Records from a dataset:
--- begin ---

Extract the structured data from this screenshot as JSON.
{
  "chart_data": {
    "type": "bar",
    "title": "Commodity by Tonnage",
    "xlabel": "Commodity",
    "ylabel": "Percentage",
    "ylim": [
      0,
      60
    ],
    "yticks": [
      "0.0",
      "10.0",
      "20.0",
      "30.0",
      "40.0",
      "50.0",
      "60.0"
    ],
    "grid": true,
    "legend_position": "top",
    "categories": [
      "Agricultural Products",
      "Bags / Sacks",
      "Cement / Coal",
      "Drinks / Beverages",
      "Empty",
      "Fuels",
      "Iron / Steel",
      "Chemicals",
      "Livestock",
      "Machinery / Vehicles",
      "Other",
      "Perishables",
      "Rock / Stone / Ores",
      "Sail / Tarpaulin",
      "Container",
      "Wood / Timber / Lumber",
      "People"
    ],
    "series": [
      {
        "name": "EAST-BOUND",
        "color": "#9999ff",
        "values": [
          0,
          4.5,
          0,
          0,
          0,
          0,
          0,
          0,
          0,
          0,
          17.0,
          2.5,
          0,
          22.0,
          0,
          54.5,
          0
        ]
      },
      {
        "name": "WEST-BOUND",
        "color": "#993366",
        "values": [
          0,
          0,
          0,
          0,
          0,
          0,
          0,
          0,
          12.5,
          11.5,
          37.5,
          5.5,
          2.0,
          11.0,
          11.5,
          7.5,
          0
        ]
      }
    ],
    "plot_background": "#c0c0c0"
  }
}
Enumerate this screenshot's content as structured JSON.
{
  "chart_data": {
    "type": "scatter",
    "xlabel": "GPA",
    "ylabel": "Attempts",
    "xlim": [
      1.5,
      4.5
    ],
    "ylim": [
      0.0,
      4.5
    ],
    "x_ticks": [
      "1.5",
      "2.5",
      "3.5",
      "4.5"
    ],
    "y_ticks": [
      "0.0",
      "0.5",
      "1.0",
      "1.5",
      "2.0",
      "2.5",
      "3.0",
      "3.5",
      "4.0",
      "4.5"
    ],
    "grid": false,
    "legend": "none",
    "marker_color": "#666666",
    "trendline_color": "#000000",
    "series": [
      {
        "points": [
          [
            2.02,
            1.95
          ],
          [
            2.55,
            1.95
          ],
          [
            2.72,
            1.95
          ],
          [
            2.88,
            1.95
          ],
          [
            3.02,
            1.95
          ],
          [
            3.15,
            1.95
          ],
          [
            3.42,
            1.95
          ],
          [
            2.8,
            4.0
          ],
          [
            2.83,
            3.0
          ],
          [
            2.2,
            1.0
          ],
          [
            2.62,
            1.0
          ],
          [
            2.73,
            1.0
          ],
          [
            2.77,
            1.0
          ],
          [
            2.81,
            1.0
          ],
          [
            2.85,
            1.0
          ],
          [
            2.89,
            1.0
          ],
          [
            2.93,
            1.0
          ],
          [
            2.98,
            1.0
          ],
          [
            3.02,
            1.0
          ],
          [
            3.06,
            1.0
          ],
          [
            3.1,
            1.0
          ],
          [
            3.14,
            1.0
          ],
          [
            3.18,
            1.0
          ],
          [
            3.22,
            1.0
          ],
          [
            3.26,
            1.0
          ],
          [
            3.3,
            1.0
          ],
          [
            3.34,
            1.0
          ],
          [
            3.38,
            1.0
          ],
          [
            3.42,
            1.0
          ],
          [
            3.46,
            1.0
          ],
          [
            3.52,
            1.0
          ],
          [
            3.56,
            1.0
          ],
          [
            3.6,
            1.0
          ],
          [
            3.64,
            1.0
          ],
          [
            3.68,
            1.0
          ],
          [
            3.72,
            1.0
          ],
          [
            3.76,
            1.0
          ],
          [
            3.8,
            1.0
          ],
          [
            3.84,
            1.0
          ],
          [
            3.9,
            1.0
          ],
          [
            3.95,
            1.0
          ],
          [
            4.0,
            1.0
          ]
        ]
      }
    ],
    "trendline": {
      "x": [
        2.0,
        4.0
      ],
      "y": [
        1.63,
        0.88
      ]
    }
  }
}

--- end ---

**Directions for this task:** Write out all records exactly, keeping every detail.

**Complete output:**
Extract the structured data from this screenshot as JSON.
{
  "chart_data": {
    "type": "bar",
    "title": "Commodity by Tonnage",
    "xlabel": "Commodity",
    "ylabel": "Percentage",
    "ylim": [
      0,
      60
    ],
    "yticks": [
      "0.0",
      "10.0",
      "20.0",
      "30.0",
      "40.0",
      "50.0",
      "60.0"
    ],
    "grid": true,
    "legend_position": "top",
    "categories": [
      "Agricultural Products",
      "Bags / Sacks",
      "Cement / Coal",
      "Drinks / Beverages",
      "Empty",
      "Fuels",
      "Iron / Steel",
      "Chemicals",
      "Livestock",
      "Machinery / Vehicles",
      "Other",
      "Perishables",
      "Rock / Stone / Ores",
      "Sail / Tarpaulin",
      "Container",
      "Wood / Timber / Lumber",
      "People"
    ],
    "series": [
      {
        "name": "EAST-BOUND",
        "color": "#9999ff",
        "values": [
          0,
          4.5,
          0,
          0,
          0,
          0,
          0,
          0,
          0,
          0,
          17.0,
          2.5,
          0,
          22.0,
          0,
          54.5,
          0
        ]
      },
      {
        "name": "WEST-BOUND",
        "color": "#993366",
        "values": [
          0,
          0,
          0,
          0,
          0,
          0,
          0,
          0,
          12.5,
          11.5,
          37.5,
          5.5,
          2.0,
          11.0,
          11.5,
          7.5,
          0
        ]
      }
    ],
    "plot_background": "#c0c0c0"
  }
}
Enumerate this screenshot's content as structured JSON.
{
  "chart_data": {
    "type": "scatter",
    "xlabel": "GPA",
    "ylabel": "Attempts",
    "xlim": [
      1.5,
      4.5
    ],
    "ylim": [
      0.0,
      4.5
    ],
    "x_ticks": [
      "1.5",
      "2.5",
      "3.5",
      "4.5"
    ],
    "y_ticks": [
      "0.0",
      "0.5",
      "1.0",
      "1.5",
      "2.0",
      "2.5",
      "3.0",
      "3.5",
      "4.0",
      "4.5"
    ],
    "grid": false,
    "legend": "none",
    "marker_color": "#666666",
    "trendline_color": "#000000",
    "series": [
      {
        "points": [
          [
            2.02,
            1.95
          ],
          [
            2.55,
            1.95
          ],
          [
            2.72,
            1.95
          ],
          [
            2.88,
            1.95
          ],
          [
            3.02,
            1.95
          ],
          [
            3.15,
            1.95
          ],
          [
            3.42,
            1.95
          ],
          [
            2.8,
            4.0
          ],
          [
            2.83,
            3.0
          ],
          [
            2.2,
            1.0
          ],
          [
            2.62,
            1.0
          ],
          [
            2.73,
            1.0
          ],
          [
            2.77,
            1.0
          ],
          [
            2.81,
            1.0
          ],
          [
            2.85,
            1.0
          ],
          [
            2.89,
            1.0
          ],
          [
            2.93,
            1.0
          ],
          [
            2.98,
            1.0
          ],
          [
            3.02,
            1.0
          ],
          [
            3.06,
            1.0
          ],
          [
            3.1,
            1.0
          ],
          [
            3.14,
            1.0
          ],
          [
            3.18,
            1.0
          ],
          [
            3.22,
            1.0
          ],
          [
            3.26,
            1.0
          ],
          [
            3.3,
            1.0
          ],
          [
            3.34,
            1.0
          ],
          [
            3.38,
            1.0
          ],
          [
            3.42,
            1.0
          ],
          [
            3.46,
            1.0
          ],
          [
            3.52,
            1.0
          ],
          [
            3.56,
            1.0
          ],
          [
            3.6,
            1.0
          ],
          [
            3.64,
            1.0
          ],
          [
            3.68,
            1.0
          ],
          [
            3.72,
            1.0
          ],
          [
            3.76,
            1.0
          ],
          [
            3.8,
            1.0
          ],
          [
            3.84,
            1.0
          ],
          [
            3.9,
            1.0
          ],
          [
            3.95,
            1.0
          ],
          [
            4.0,
            1.0
          ]
        ]
      }
    ],
    "trendline": {
      "x": [
        2.0,
        4.0
      ],
      "y": [
        1.63,
        0.88
      ]
    }
  }
}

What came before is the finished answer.